» **Exercise instructions**
Take the data below and repeat it exactly.

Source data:
****************
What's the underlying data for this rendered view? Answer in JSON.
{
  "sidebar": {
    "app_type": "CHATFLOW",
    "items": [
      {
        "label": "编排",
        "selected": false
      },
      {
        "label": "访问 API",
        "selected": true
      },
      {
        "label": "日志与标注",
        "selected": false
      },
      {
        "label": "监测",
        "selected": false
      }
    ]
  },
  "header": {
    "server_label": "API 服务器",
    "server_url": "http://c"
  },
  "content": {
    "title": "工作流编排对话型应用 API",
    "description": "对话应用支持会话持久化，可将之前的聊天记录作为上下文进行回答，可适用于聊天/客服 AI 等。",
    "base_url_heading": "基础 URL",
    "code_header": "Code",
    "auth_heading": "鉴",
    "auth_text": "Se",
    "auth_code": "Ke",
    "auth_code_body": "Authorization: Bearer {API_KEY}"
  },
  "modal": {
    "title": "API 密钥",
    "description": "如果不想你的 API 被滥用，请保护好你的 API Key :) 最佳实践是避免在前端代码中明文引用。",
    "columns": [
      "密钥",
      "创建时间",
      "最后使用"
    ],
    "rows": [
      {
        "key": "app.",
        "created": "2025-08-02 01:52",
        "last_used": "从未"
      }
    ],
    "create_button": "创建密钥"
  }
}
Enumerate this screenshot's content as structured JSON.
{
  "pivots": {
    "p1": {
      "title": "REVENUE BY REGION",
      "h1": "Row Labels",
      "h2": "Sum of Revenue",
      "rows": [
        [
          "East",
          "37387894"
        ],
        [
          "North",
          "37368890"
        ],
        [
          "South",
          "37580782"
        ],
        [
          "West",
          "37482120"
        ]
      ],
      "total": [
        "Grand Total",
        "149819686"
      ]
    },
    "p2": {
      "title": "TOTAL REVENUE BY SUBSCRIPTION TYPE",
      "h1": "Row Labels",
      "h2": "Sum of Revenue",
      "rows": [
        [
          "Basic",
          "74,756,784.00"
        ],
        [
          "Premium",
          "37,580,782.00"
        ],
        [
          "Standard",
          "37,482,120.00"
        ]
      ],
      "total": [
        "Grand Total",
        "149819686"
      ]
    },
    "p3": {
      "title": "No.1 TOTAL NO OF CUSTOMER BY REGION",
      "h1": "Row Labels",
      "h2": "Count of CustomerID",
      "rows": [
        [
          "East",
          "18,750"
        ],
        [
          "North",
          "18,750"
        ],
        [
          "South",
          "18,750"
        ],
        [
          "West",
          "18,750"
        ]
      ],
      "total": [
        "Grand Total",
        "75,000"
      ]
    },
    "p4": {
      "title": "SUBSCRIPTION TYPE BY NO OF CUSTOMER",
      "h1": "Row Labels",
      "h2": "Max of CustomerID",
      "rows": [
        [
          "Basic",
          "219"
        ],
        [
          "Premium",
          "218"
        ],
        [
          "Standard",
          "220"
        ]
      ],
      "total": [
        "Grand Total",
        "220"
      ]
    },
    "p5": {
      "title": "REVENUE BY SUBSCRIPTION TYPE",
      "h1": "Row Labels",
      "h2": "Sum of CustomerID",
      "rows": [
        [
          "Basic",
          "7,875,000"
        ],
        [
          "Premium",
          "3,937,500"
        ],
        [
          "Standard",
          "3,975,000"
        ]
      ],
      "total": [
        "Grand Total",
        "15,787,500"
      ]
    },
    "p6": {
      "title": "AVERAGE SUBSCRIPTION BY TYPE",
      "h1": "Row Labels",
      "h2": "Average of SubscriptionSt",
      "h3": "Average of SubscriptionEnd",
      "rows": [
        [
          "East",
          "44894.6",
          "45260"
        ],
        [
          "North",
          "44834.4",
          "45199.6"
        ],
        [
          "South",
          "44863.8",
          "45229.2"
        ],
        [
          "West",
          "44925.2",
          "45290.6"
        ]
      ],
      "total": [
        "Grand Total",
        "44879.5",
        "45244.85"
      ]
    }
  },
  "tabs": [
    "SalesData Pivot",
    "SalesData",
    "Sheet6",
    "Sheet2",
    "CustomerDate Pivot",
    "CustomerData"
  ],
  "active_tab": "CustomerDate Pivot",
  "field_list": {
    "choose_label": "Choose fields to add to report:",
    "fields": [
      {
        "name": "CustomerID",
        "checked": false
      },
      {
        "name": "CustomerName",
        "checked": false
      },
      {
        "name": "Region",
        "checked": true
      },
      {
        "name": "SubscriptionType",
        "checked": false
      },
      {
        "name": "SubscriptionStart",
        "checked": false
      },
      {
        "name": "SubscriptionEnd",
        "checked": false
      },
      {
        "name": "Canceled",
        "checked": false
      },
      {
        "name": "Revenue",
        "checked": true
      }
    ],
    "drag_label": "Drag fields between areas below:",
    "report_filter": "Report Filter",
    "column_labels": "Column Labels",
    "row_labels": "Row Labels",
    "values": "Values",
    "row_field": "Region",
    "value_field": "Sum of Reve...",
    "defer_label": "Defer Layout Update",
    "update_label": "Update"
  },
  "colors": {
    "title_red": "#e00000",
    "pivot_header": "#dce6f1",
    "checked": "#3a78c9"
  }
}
****************
» **Written solution**
What's the underlying data for this rendered view? Answer in JSON.
{
  "sidebar": {
    "app_type": "CHATFLOW",
    "items": [
      {
        "label": "编排",
        "selected": false
      },
      {
        "label": "访问 API",
        "selected": true
      },
      {
        "label": "日志与标注",
        "selected": false
      },
      {
        "label": "监测",
        "selected": false
      }
    ]
  },
  "header": {
    "server_label": "API 服务器",
    "server_url": "http://c"
  },
  "content": {
    "title": "工作流编排对话型应用 API",
    "description": "对话应用支持会话持久化，可将之前的聊天记录作为上下文进行回答，可适用于聊天/客服 AI 等。",
    "base_url_heading": "基础 URL",
    "code_header": "Code",
    "auth_heading": "鉴",
    "auth_text": "Se",
    "auth_code": "Ke",
    "auth_code_body": "Authorization: Bearer {API_KEY}"
  },
  "modal": {
    "title": "API 密钥",
    "description": "如果不想你的 API 被滥用，请保护好你的 API Key :) 最佳实践是避免在前端代码中明文引用。",
    "columns": [
      "密钥",
      "创建时间",
      "最后使用"
    ],
    "rows": [
      {
        "key": "app.",
        "created": "2025-08-02 01:52",
        "last_used": "从未"
      }
    ],
    "create_button": "创建密钥"
  }
}
Enumerate this screenshot's content as structured JSON.
{
  "pivots": {
    "p1": {
      "title": "REVENUE BY REGION",
      "h1": "Row Labels",
      "h2": "Sum of Revenue",
      "rows": [
        [
          "East",
          "37387894"
        ],
        [
          "North",
          "37368890"
        ],
        [
          "South",
          "37580782"
        ],
        [
          "West",
          "37482120"
        ]
      ],
      "total": [
        "Grand Total",
        "149819686"
      ]
    },
    "p2": {
      "title": "TOTAL REVENUE BY SUBSCRIPTION TYPE",
      "h1": "Row Labels",
      "h2": "Sum of Revenue",
      "rows": [
        [
          "Basic",
          "74,756,784.00"
        ],
        [
          "Premium",
          "37,580,782.00"
        ],
        [
          "Standard",
          "37,482,120.00"
        ]
      ],
      "total": [
        "Grand Total",
        "149819686"
      ]
    },
    "p3": {
      "title": "No.1 TOTAL NO OF CUSTOMER BY REGION",
      "h1": "Row Labels",
      "h2": "Count of CustomerID",
      "rows": [
        [
          "East",
          "18,750"
        ],
        [
          "North",
          "18,750"
        ],
        [
          "South",
          "18,750"
        ],
        [
          "West",
          "18,750"
        ]
      ],
      "total": [
        "Grand Total",
        "75,000"
      ]
    },
    "p4": {
      "title": "SUBSCRIPTION TYPE BY NO OF CUSTOMER",
      "h1": "Row Labels",
      "h2": "Max of CustomerID",
      "rows": [
        [
          "Basic",
          "219"
        ],
        [
          "Premium",
          "218"
        ],
        [
          "Standard",
          "220"
        ]
      ],
      "total": [
        "Grand Total",
        "220"
      ]
    },
    "p5": {
      "title": "REVENUE BY SUBSCRIPTION TYPE",
      "h1": "Row Labels",
      "h2": "Sum of CustomerID",
      "rows": [
        [
          "Basic",
          "7,875,000"
        ],
        [
          "Premium",
          "3,937,500"
        ],
        [
          "Standard",
          "3,975,000"
        ]
      ],
      "total": [
        "Grand Total",
        "15,787,500"
      ]
    },
    "p6": {
      "title": "AVERAGE SUBSCRIPTION BY TYPE",
      "h1": "Row Labels",
      "h2": "Average of SubscriptionSt",
      "h3": "Average of SubscriptionEnd",
      "rows": [
        [
          "East",
          "44894.6",
          "45260"
        ],
        [
          "North",
          "44834.4",
          "45199.6"
        ],
        [
          "South",
          "44863.8",
          "45229.2"
        ],
        [
          "West",
          "44925.2",
          "45290.6"
        ]
      ],
      "total": [
        "Grand Total",
        "44879.5",
        "45244.85"
      ]
    }
  },
  "tabs": [
    "SalesData Pivot",
    "SalesData",
    "Sheet6",
    "Sheet2",
    "CustomerDate Pivot",
    "CustomerData"
  ],
  "active_tab": "CustomerDate Pivot",
  "field_list": {
    "choose_label": "Choose fields to add to report:",
    "fields": [
      {
        "name": "CustomerID",
        "checked": false
      },
      {
        "name": "CustomerName",
        "checked": false
      },
      {
        "name": "Region",
        "checked": true
      },
      {
        "name": "SubscriptionType",
        "checked": false
      },
      {
        "name": "SubscriptionStart",
        "checked": false
      },
      {
        "name": "SubscriptionEnd",
        "checked": false
      },
      {
        "name": "Canceled",
        "checked": false
      },
      {
        "name": "Revenue",
        "checked": true
      }
    ],
    "drag_label": "Drag fields between areas below:",
    "report_filter": "Report Filter",
    "column_labels": "Column Labels",
    "row_labels": "Row Labels",
    "values": "Values",
    "row_field": "Region",
    "value_field": "Sum of Reve...",
    "defer_label": "Defer Layout Update",
    "update_label": "Update"
  },
  "colors": {
    "title_red": "#e00000",
    "pivot_header": "#dce6f1",
    "checked": "#3a78c9"
  }
}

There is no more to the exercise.